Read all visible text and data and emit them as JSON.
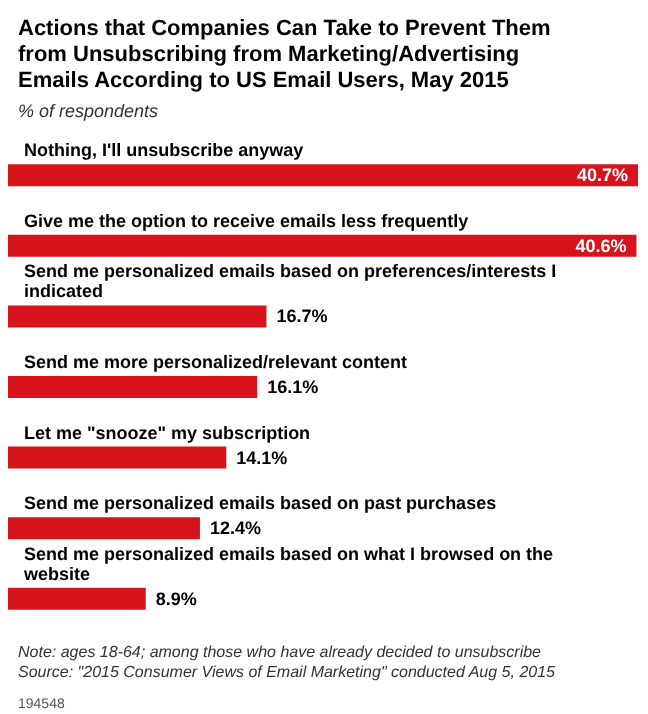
{
  "chart_data": {
    "type": "bar",
    "orientation": "horizontal",
    "title": "Actions that Companies Can Take to Prevent Them from Unsubscribing from Marketing/Advertising Emails According to US Email Users, May 2015",
    "subtitle": "% of respondents",
    "categories": [
      "Nothing, I'll unsubscribe anyway",
      "Give me the option to receive emails less frequently",
      "Send me personalized emails based on preferences/interests I indicated",
      "Send me more personalized/relevant content",
      "Let me \"snooze\" my subscription",
      "Send me personalized emails based on past purchases",
      "Send me personalized emails based on what I browsed on the website"
    ],
    "values": [
      40.7,
      40.6,
      16.7,
      16.1,
      14.1,
      12.4,
      8.9
    ],
    "value_labels": [
      "40.7%",
      "40.6%",
      "16.7%",
      "16.1%",
      "14.1%",
      "12.4%",
      "8.9%"
    ],
    "color": "#d7141b",
    "annotations": [
      "Note: ages 18-64; among those who have already decided to unsubscribe\nSource: \"2015 Consumer Views of Email Marketing\" conducted Aug 5, 2015",
      "194548"
    ]
  }
}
----------
**DIRECTIONS**
Pick out, from the lines above, every one that contains the string "unsubscribe".

**THE OUTPUT**
      "Nothing, I'll unsubscribe anyway",
      "Note: ages 18-64; among those who have already decided to unsubscribe\nSource: \"2015 Consumer Views of Email Marketing\" conducted Aug 5, 2015",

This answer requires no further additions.